* Begin *

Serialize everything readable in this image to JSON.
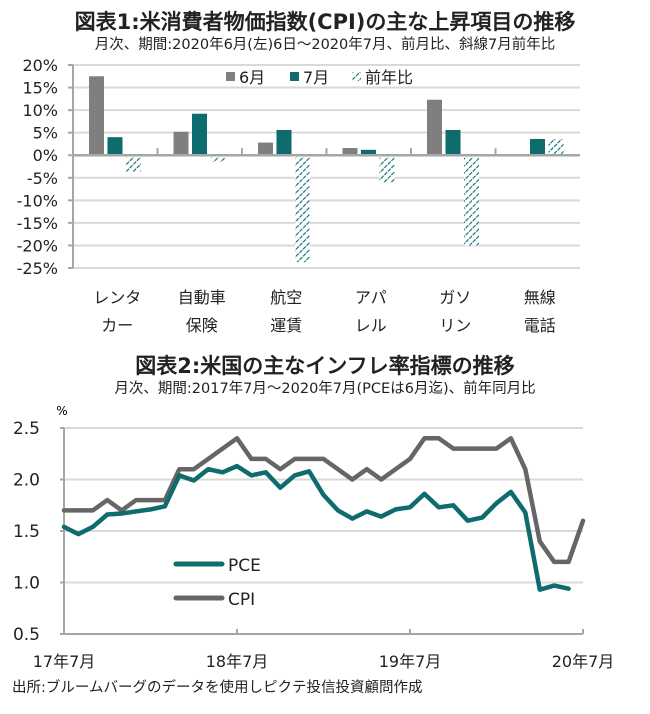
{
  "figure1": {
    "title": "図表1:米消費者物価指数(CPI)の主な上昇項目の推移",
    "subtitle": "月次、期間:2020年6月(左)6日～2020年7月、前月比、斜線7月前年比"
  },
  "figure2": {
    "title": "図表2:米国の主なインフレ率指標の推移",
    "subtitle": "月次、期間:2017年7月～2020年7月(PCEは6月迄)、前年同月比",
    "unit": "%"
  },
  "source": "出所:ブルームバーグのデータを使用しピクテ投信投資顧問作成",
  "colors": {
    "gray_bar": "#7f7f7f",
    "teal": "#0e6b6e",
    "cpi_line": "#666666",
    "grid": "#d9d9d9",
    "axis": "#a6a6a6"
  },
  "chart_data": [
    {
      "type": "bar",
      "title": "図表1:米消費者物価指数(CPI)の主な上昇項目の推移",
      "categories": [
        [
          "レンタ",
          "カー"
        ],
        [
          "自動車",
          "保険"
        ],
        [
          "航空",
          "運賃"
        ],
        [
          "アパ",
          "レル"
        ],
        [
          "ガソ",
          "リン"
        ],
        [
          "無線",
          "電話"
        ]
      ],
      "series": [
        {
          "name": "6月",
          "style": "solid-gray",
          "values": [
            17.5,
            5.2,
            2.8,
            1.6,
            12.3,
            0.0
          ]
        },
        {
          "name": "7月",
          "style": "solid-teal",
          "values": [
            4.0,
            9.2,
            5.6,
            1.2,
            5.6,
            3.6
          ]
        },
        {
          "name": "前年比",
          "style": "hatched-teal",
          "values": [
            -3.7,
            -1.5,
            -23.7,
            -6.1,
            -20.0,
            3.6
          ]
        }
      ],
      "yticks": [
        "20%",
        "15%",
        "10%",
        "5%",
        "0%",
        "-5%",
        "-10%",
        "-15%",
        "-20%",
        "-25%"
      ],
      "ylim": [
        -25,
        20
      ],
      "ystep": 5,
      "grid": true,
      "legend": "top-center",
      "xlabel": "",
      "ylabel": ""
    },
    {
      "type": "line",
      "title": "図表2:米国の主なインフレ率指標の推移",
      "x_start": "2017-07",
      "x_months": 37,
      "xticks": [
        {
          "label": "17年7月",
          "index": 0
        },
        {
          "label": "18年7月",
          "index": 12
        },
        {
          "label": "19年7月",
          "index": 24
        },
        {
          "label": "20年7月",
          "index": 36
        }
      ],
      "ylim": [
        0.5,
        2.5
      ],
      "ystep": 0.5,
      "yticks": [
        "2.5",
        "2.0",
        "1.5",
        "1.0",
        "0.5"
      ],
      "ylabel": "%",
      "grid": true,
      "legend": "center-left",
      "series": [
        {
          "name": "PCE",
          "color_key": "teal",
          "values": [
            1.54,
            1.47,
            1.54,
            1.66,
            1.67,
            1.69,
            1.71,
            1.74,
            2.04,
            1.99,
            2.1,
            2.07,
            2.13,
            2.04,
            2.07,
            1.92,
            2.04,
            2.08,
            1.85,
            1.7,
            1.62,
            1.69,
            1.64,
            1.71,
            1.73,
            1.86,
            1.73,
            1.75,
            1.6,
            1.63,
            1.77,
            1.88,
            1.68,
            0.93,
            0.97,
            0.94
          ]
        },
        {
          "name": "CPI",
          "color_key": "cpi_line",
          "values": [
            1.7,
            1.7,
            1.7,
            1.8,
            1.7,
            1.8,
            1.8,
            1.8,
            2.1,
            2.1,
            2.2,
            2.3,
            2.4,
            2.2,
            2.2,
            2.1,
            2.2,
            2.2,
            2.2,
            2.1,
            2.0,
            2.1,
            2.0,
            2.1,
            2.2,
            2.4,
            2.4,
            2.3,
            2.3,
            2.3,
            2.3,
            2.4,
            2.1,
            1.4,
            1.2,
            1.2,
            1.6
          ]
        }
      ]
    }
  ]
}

* End *

Copy every line in the entries above that has the string "米消費者物価指数" in it.

    "title": "図表1:米消費者物価指数(CPI)の主な上昇項目の推移",
      "title": "図表1:米消費者物価指数(CPI)の主な上昇項目の推移",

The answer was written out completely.